-- Task material start --

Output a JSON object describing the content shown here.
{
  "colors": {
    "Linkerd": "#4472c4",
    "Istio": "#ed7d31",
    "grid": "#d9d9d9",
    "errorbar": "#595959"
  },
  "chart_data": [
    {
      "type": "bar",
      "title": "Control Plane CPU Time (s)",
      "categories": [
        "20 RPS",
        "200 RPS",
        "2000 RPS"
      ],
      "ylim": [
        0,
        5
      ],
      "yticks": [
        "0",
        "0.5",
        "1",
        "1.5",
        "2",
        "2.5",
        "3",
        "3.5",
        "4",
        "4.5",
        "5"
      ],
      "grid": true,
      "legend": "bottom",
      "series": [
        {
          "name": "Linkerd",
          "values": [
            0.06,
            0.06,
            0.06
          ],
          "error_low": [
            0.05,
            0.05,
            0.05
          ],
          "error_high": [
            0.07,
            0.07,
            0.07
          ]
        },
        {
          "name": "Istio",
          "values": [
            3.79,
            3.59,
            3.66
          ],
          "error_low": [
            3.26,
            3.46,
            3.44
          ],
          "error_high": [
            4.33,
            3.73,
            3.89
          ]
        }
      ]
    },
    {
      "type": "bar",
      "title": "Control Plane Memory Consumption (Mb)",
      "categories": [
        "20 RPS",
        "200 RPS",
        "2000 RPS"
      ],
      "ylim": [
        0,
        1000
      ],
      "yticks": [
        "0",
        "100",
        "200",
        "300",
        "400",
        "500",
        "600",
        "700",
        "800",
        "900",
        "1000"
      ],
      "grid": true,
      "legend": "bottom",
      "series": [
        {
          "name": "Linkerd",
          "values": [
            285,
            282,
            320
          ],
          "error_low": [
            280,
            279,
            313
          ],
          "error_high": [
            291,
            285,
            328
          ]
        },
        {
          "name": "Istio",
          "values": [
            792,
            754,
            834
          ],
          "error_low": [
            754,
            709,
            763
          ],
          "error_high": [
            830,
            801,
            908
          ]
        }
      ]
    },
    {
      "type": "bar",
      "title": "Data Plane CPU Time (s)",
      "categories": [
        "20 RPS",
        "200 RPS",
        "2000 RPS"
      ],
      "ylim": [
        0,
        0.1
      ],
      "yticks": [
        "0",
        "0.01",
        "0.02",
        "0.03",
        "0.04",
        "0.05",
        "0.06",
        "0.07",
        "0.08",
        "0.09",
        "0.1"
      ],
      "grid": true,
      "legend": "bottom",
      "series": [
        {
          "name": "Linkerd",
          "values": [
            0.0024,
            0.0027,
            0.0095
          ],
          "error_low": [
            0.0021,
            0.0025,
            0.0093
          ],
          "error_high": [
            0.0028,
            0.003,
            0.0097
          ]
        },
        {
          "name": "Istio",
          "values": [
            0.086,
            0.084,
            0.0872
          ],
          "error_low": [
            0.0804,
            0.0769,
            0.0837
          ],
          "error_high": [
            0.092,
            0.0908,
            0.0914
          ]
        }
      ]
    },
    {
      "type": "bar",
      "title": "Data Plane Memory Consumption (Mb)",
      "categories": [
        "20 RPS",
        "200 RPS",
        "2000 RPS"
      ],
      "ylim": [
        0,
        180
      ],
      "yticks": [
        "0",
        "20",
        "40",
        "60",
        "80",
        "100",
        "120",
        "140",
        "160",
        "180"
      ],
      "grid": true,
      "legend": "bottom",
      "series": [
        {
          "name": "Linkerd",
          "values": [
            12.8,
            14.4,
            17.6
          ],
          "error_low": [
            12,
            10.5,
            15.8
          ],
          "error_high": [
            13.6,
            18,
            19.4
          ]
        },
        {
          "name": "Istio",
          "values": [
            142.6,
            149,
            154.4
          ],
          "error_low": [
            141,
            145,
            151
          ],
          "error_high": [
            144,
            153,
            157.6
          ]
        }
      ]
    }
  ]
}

-- Task material end --

Given instruction:
Retype the listing exactly, in full.

Output for this exercise:
Output a JSON object describing the content shown here.
{
  "colors": {
    "Linkerd": "#4472c4",
    "Istio": "#ed7d31",
    "grid": "#d9d9d9",
    "errorbar": "#595959"
  },
  "chart_data": [
    {
      "type": "bar",
      "title": "Control Plane CPU Time (s)",
      "categories": [
        "20 RPS",
        "200 RPS",
        "2000 RPS"
      ],
      "ylim": [
        0,
        5
      ],
      "yticks": [
        "0",
        "0.5",
        "1",
        "1.5",
        "2",
        "2.5",
        "3",
        "3.5",
        "4",
        "4.5",
        "5"
      ],
      "grid": true,
      "legend": "bottom",
      "series": [
        {
          "name": "Linkerd",
          "values": [
            0.06,
            0.06,
            0.06
          ],
          "error_low": [
            0.05,
            0.05,
            0.05
          ],
          "error_high": [
            0.07,
            0.07,
            0.07
          ]
        },
        {
          "name": "Istio",
          "values": [
            3.79,
            3.59,
            3.66
          ],
          "error_low": [
            3.26,
            3.46,
            3.44
          ],
          "error_high": [
            4.33,
            3.73,
            3.89
          ]
        }
      ]
    },
    {
      "type": "bar",
      "title": "Control Plane Memory Consumption (Mb)",
      "categories": [
        "20 RPS",
        "200 RPS",
        "2000 RPS"
      ],
      "ylim": [
        0,
        1000
      ],
      "yticks": [
        "0",
        "100",
        "200",
        "300",
        "400",
        "500",
        "600",
        "700",
        "800",
        "900",
        "1000"
      ],
      "grid": true,
      "legend": "bottom",
      "series": [
        {
          "name": "Linkerd",
          "values": [
            285,
            282,
            320
          ],
          "error_low": [
            280,
            279,
            313
          ],
          "error_high": [
            291,
            285,
            328
          ]
        },
        {
          "name": "Istio",
          "values": [
            792,
            754,
            834
          ],
          "error_low": [
            754,
            709,
            763
          ],
          "error_high": [
            830,
            801,
            908
          ]
        }
      ]
    },
    {
      "type": "bar",
      "title": "Data Plane CPU Time (s)",
      "categories": [
        "20 RPS",
        "200 RPS",
        "2000 RPS"
      ],
      "ylim": [
        0,
        0.1
      ],
      "yticks": [
        "0",
        "0.01",
        "0.02",
        "0.03",
        "0.04",
        "0.05",
        "0.06",
        "0.07",
        "0.08",
        "0.09",
        "0.1"
      ],
      "grid": true,
      "legend": "bottom",
      "series": [
        {
          "name": "Linkerd",
          "values": [
            0.0024,
            0.0027,
            0.0095
          ],
          "error_low": [
            0.0021,
            0.0025,
            0.0093
          ],
          "error_high": [
            0.0028,
            0.003,
            0.0097
          ]
        },
        {
          "name": "Istio",
          "values": [
            0.086,
            0.084,
            0.0872
          ],
          "error_low": [
            0.0804,
            0.0769,
            0.0837
          ],
          "error_high": [
            0.092,
            0.0908,
            0.0914
          ]
        }
      ]
    },
    {
      "type": "bar",
      "title": "Data Plane Memory Consumption (Mb)",
      "categories": [
        "20 RPS",
        "200 RPS",
        "2000 RPS"
      ],
      "ylim": [
        0,
        180
      ],
      "yticks": [
        "0",
        "20",
        "40",
        "60",
        "80",
        "100",
        "120",
        "140",
        "160",
        "180"
      ],
      "grid": true,
      "legend": "bottom",
      "series": [
        {
          "name": "Linkerd",
          "values": [
            12.8,
            14.4,
            17.6
          ],
          "error_low": [
            12,
            10.5,
            15.8
          ],
          "error_high": [
            13.6,
            18,
            19.4
          ]
        },
        {
          "name": "Istio",
          "values": [
            142.6,
            149,
            154.4
          ],
          "error_low": [
            141,
            145,
            151
          ],
          "error_high": [
            144,
            153,
            157.6
          ]
        }
      ]
    }
  ]
}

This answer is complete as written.